> [PROBLEM TO WORK ON] Return all lines in the material below that contain "this".

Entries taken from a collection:
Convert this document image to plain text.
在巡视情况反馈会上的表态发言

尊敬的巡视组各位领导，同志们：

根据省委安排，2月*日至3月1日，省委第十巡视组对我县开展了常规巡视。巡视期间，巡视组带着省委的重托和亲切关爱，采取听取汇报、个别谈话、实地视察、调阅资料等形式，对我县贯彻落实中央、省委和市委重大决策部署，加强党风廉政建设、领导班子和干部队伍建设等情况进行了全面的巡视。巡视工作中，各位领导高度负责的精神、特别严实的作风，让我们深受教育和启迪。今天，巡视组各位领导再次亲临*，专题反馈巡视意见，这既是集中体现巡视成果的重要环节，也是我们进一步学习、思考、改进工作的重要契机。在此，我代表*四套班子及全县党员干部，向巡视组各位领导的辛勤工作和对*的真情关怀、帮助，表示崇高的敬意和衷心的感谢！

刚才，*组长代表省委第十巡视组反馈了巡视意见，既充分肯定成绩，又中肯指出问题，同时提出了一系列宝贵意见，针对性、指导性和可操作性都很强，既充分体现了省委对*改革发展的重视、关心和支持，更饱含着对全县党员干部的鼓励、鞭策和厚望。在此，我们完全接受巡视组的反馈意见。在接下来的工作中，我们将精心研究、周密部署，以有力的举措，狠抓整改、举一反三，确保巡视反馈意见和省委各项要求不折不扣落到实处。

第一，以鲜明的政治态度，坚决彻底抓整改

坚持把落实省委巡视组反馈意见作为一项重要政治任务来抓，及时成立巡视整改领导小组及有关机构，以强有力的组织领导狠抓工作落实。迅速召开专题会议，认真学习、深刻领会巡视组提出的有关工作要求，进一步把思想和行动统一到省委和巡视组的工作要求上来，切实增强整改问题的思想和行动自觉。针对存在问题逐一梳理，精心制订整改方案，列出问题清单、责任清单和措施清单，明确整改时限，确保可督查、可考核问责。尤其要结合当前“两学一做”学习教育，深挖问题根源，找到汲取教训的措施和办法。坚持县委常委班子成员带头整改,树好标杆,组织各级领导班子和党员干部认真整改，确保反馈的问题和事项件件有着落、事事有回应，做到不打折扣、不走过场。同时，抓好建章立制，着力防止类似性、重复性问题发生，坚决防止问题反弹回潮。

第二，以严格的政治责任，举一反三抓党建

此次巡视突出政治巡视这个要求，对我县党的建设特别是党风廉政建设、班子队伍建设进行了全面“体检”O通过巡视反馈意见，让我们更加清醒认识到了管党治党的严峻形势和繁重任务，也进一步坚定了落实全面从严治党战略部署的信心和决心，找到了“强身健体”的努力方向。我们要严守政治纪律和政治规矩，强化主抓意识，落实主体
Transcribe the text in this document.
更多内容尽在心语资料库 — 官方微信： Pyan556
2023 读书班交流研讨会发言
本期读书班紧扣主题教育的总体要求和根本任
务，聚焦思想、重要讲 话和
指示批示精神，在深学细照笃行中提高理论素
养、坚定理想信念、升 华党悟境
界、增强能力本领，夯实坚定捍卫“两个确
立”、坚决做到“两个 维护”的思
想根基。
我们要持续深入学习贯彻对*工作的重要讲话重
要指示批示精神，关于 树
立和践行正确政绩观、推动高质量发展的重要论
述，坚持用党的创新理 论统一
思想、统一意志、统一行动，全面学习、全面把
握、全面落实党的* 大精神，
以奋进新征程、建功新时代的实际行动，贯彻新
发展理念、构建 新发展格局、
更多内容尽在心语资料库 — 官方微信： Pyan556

> [TASK RESPONSE]
Convert this document image to plain text.
Transcribe the text in this document.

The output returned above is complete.